▸ **Exercise**:
Type out all the records word for word. Any pictures are to be left out.

━━━━━ Records for processing

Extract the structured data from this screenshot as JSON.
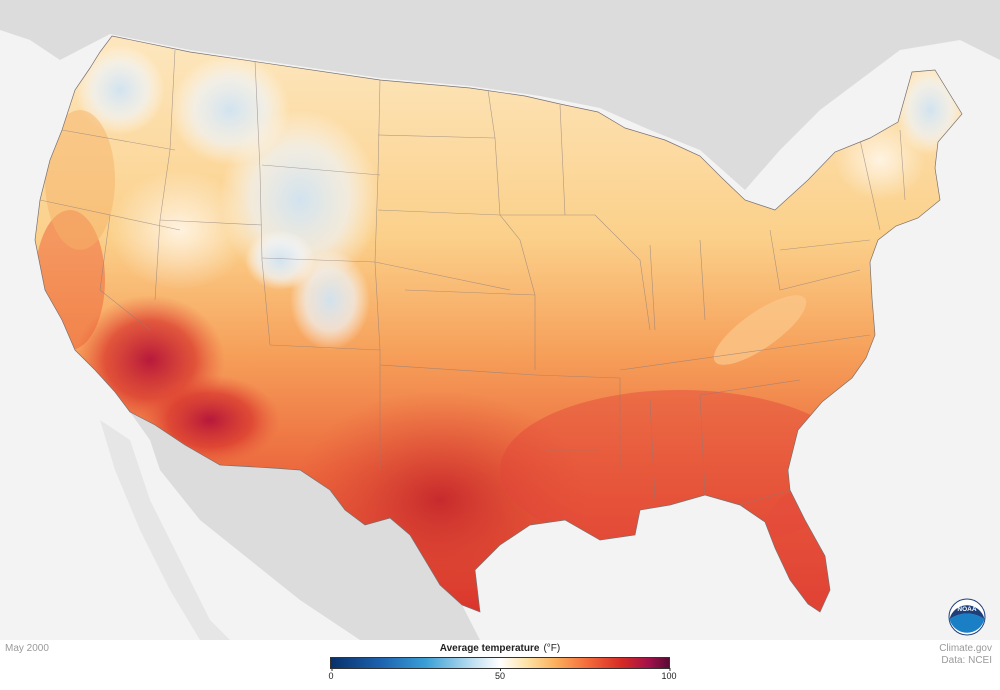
{
  "map": {
    "date_label": "May 2000",
    "credit_line1": "Climate.gov",
    "credit_line2": "Data: NCEI",
    "logo_text": "NOAA",
    "background_color": "#f3f3f3",
    "land_outside_color": "#dcdcdc",
    "water_color": "#f3f3f3"
  },
  "legend": {
    "title": "Average temperature",
    "unit": "(°F)",
    "ticks": [
      "0",
      "50",
      "100"
    ],
    "range": [
      0,
      100
    ],
    "colors": {
      "cold": "#08306b",
      "cool": "#3a9fd6",
      "neutral": "#ffffff",
      "warm": "#fbb25e",
      "hot": "#d62a25",
      "hottest": "#5a0a36"
    }
  }
}
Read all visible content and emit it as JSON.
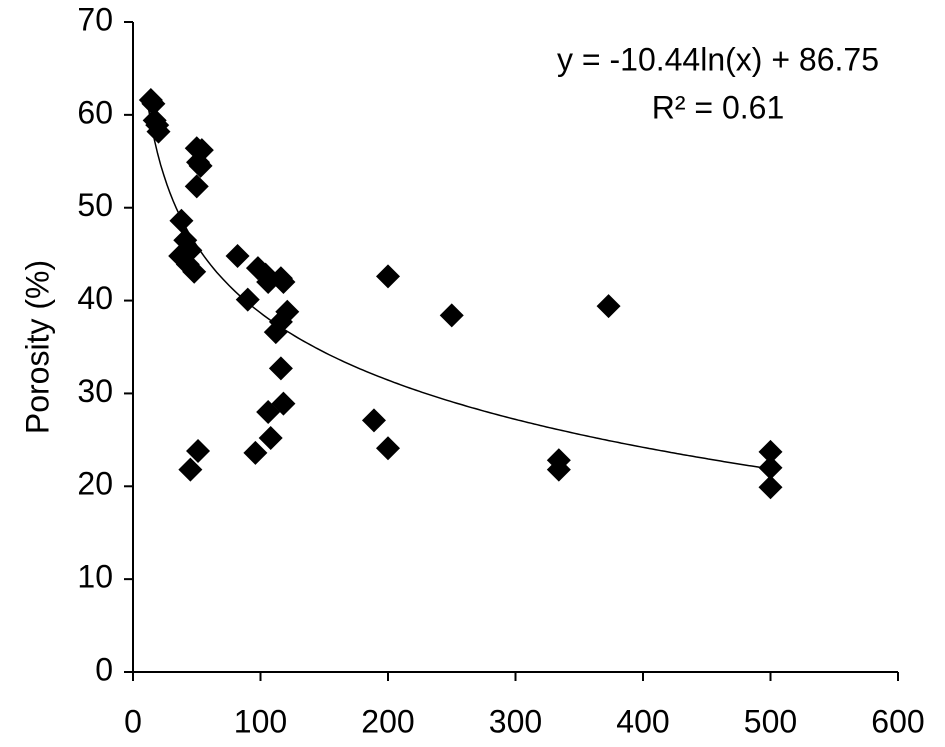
{
  "chart_data": {
    "type": "scatter",
    "y_label": "Porosity (%)",
    "annotations": [
      "y = -10.44ln(x) + 86.75",
      "R² = 0.61"
    ],
    "trendline": {
      "type": "log",
      "coefficients": [
        -10.44,
        86.75
      ],
      "x_range": [
        12,
        500
      ],
      "color": "#000000"
    },
    "series": [
      {
        "color": "#000000",
        "x": [
          14,
          16,
          17,
          19,
          20,
          50,
          54,
          51,
          53,
          50,
          38,
          41,
          37,
          43,
          48,
          45,
          45,
          51,
          82,
          90,
          98,
          104,
          106,
          116,
          118,
          121,
          116,
          112,
          116,
          118,
          106,
          108,
          96,
          189,
          200,
          200,
          250,
          373,
          334,
          334,
          500,
          500,
          500
        ],
        "values": [
          61.6,
          61.2,
          59.4,
          58.9,
          58.2,
          56.4,
          56.2,
          54.9,
          54.5,
          52.3,
          48.6,
          46.5,
          44.8,
          43.9,
          43.1,
          45.4,
          21.8,
          23.8,
          44.8,
          40.1,
          43.5,
          42.8,
          42.0,
          42.4,
          42.0,
          38.8,
          37.7,
          36.6,
          32.7,
          28.9,
          28.0,
          25.2,
          23.6,
          27.1,
          24.1,
          42.6,
          38.4,
          39.4,
          22.8,
          21.8,
          23.7,
          22.0,
          19.9
        ]
      }
    ],
    "xlim": [
      0,
      600
    ],
    "xticks": [
      0,
      100,
      200,
      300,
      400,
      500,
      600
    ],
    "ylim": [
      0,
      70
    ],
    "yticks": [
      0,
      10,
      20,
      30,
      40,
      50,
      60,
      70
    ]
  }
}
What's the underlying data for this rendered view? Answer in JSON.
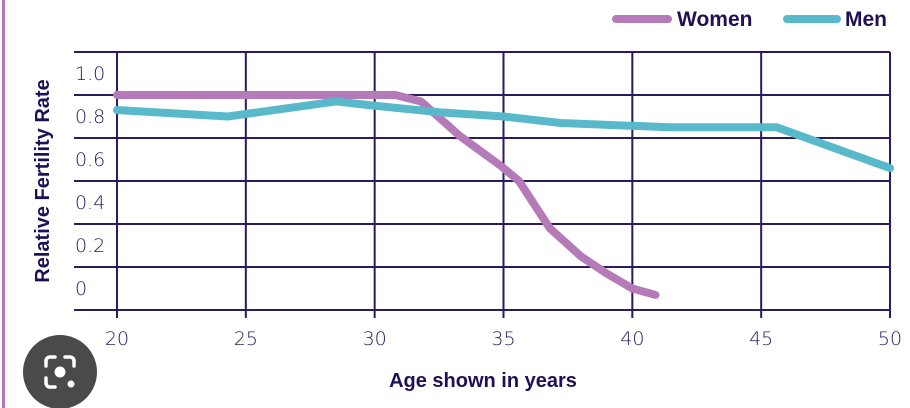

━━━━━━━━━━

▸ **In response**:
Extract the structured data from this screenshot as JSON.
{
  "map": {
    "date_label": "May 2000",
    "credit_line1": "Climate.gov",
    "credit_line2": "Data: NCEI",
    "logo_text": "NOAA",
    "background_color": "#f3f3f3",
    "land_outside_color": "#dcdcdc",
    "water_color": "#f3f3f3"
  },
  "legend": {
    "title": "Average temperature",
    "unit": "(°F)",
    "ticks": [
      "0",
      "50",
      "100"
    ],
    "range": [
      0,
      100
    ],
    "colors": {
      "cold": "#08306b",
      "cool": "#3a9fd6",
      "neutral": "#ffffff",
      "warm": "#fbb25e",
      "hot": "#d62a25",
      "hottest": "#5a0a36"
    }
  }
}
Read all visible content and emit it as JSON.
{
  "chart_data": {
    "type": "scatter",
    "y_label": "Porosity (%)",
    "annotations": [
      "y = -10.44ln(x) + 86.75",
      "R² = 0.61"
    ],
    "trendline": {
      "type": "log",
      "coefficients": [
        -10.44,
        86.75
      ],
      "x_range": [
        12,
        500
      ],
      "color": "#000000"
    },
    "series": [
      {
        "color": "#000000",
        "x": [
          14,
          16,
          17,
          19,
          20,
          50,
          54,
          51,
          53,
          50,
          38,
          41,
          37,
          43,
          48,
          45,
          45,
          51,
          82,
          90,
          98,
          104,
          106,
          116,
          118,
          121,
          116,
          112,
          116,
          118,
          106,
          108,
          96,
          189,
          200,
          200,
          250,
          373,
          334,
          334,
          500,
          500,
          500
        ],
        "values": [
          61.6,
          61.2,
          59.4,
          58.9,
          58.2,
          56.4,
          56.2,
          54.9,
          54.5,
          52.3,
          48.6,
          46.5,
          44.8,
          43.9,
          43.1,
          45.4,
          21.8,
          23.8,
          44.8,
          40.1,
          43.5,
          42.8,
          42.0,
          42.4,
          42.0,
          38.8,
          37.7,
          36.6,
          32.7,
          28.9,
          28.0,
          25.2,
          23.6,
          27.1,
          24.1,
          42.6,
          38.4,
          39.4,
          22.8,
          21.8,
          23.7,
          22.0,
          19.9
        ]
      }
    ],
    "xlim": [
      0,
      600
    ],
    "xticks": [
      0,
      100,
      200,
      300,
      400,
      500,
      600
    ],
    "ylim": [
      0,
      70
    ],
    "yticks": [
      0,
      10,
      20,
      30,
      40,
      50,
      60,
      70
    ]
  }
}
What's the underlying data for this rendered view? Answer in JSON.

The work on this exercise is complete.